→ Work to be completed
Filter the lines below, copying only those with the string "color".

begin Given records

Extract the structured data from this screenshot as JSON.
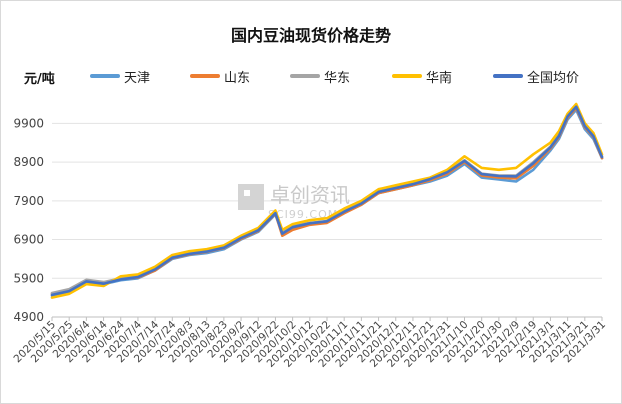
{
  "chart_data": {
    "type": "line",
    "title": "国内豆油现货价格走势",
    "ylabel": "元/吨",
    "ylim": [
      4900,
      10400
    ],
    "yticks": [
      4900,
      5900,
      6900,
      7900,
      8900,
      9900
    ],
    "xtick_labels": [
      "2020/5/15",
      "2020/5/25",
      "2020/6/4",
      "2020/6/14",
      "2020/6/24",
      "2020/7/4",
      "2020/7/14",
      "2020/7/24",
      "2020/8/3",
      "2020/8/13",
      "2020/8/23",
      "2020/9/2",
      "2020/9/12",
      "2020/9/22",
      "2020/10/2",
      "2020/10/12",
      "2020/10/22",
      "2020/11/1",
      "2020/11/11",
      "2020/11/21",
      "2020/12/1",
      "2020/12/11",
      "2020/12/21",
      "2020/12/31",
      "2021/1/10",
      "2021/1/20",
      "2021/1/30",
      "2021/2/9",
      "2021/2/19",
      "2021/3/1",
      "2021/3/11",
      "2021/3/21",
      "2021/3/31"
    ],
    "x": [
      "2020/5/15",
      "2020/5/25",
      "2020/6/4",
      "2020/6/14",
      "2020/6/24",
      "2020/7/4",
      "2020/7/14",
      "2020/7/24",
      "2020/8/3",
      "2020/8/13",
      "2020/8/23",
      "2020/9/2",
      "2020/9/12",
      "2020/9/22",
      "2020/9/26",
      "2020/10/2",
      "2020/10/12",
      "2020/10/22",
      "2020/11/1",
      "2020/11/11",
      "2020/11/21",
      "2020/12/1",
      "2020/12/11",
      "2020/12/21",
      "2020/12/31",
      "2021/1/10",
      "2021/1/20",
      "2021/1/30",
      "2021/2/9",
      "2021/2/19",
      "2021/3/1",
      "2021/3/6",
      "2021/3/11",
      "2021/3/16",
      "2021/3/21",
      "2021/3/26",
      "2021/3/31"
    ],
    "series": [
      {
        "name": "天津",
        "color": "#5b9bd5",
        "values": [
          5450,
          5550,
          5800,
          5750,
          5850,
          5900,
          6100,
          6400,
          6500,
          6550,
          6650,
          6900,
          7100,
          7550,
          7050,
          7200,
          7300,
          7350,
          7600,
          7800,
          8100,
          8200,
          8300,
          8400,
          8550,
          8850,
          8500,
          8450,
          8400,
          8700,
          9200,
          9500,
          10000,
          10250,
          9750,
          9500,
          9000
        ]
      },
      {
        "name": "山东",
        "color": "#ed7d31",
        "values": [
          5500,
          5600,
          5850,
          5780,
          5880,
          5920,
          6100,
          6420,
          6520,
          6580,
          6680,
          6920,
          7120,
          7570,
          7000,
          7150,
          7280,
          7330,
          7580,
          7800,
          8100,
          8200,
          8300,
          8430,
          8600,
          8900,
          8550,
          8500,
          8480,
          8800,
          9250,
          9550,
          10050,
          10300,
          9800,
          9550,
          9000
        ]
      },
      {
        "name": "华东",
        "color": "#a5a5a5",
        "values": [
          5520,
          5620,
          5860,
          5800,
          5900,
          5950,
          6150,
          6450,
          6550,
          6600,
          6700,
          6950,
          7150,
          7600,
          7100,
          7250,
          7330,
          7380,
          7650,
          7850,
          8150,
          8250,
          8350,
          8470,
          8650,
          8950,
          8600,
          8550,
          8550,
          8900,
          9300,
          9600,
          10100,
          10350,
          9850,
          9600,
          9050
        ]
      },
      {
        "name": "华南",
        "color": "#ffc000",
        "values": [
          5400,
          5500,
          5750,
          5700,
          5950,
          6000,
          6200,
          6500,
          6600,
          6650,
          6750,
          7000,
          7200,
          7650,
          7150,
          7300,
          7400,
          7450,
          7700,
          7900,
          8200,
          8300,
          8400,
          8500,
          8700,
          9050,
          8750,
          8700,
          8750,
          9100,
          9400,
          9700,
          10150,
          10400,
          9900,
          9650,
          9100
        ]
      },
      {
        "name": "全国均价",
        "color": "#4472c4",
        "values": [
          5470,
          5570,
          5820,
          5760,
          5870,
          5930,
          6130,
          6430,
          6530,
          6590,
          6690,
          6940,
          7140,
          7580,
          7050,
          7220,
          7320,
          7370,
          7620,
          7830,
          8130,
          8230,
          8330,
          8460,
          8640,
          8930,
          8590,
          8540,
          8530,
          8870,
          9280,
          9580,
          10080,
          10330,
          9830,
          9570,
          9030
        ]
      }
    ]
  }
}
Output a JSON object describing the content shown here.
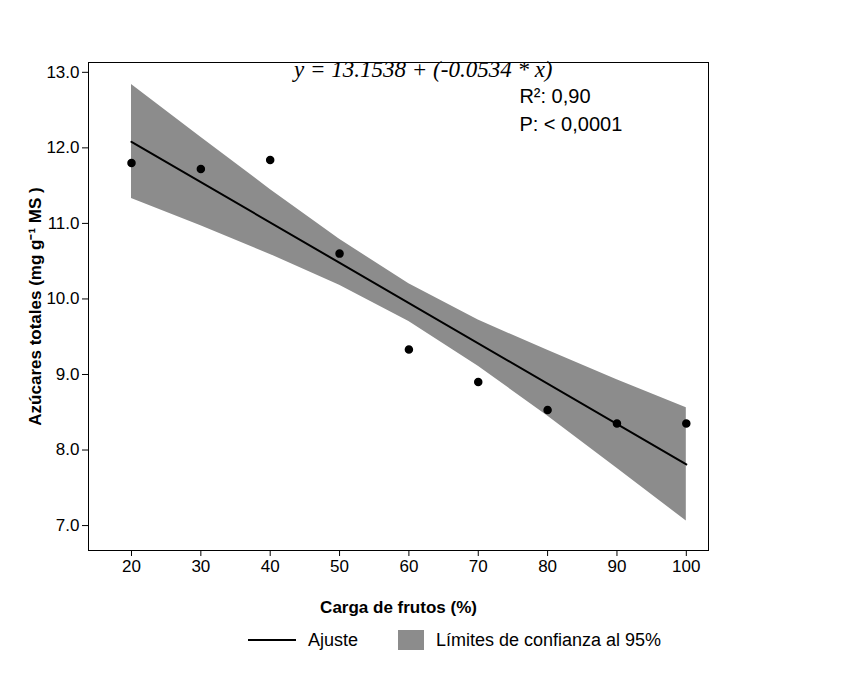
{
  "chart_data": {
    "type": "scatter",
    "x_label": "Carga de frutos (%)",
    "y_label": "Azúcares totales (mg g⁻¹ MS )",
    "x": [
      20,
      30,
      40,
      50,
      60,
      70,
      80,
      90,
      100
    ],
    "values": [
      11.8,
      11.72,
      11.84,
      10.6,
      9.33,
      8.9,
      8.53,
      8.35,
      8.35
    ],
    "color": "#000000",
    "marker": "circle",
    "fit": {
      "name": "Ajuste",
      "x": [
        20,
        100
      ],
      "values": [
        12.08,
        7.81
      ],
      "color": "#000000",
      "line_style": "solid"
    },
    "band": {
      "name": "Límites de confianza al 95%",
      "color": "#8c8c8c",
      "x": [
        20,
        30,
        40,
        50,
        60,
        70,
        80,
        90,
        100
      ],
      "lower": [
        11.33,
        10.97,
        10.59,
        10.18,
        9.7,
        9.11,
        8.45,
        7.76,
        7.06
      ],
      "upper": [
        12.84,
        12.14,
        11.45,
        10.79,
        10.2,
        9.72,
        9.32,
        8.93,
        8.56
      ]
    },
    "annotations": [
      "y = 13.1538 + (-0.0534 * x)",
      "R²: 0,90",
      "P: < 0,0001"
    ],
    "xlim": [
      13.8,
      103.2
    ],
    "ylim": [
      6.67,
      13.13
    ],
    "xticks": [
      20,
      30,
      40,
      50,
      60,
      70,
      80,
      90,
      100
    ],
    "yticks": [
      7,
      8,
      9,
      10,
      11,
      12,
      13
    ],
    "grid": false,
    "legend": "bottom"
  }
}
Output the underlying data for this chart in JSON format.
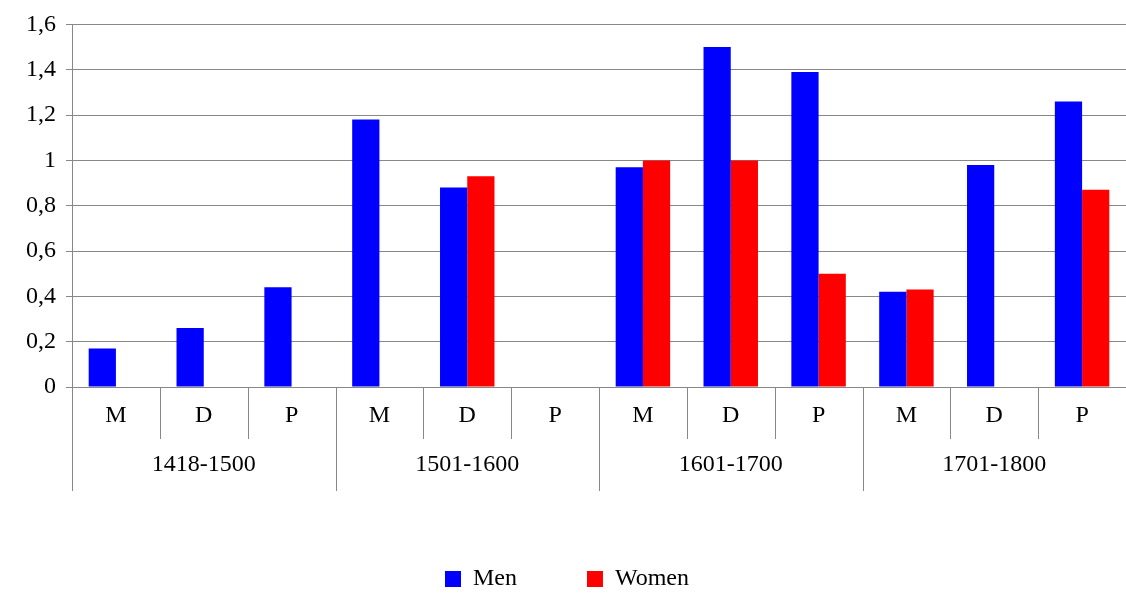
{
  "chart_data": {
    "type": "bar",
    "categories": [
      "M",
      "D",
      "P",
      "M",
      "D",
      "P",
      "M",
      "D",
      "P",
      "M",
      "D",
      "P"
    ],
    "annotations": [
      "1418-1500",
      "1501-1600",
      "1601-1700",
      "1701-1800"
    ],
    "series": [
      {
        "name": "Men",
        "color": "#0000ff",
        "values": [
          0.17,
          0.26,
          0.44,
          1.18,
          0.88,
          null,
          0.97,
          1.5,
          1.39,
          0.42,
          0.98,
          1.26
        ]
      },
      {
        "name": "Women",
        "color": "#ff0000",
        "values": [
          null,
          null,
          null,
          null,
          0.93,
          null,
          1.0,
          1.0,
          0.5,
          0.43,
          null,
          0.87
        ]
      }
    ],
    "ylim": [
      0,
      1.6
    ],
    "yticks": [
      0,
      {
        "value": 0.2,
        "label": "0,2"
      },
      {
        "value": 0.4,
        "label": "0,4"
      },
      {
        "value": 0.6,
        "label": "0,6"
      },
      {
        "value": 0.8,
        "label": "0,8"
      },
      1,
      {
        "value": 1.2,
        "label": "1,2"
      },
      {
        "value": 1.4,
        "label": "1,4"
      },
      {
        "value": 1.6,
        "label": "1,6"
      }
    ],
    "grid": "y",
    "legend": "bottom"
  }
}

end Given records

→ The answer
        "color": "#5b9bd5",
        "color": "#ed7d31",
        "color": "#a5a5a5",
        "color": "#ffc000",
        "color": "#4472c4",
    "color": "#000000",
      "color": "#000000",
      "color": "#8c8c8c",
        "color": "#0000ff",
        "color": "#ff0000",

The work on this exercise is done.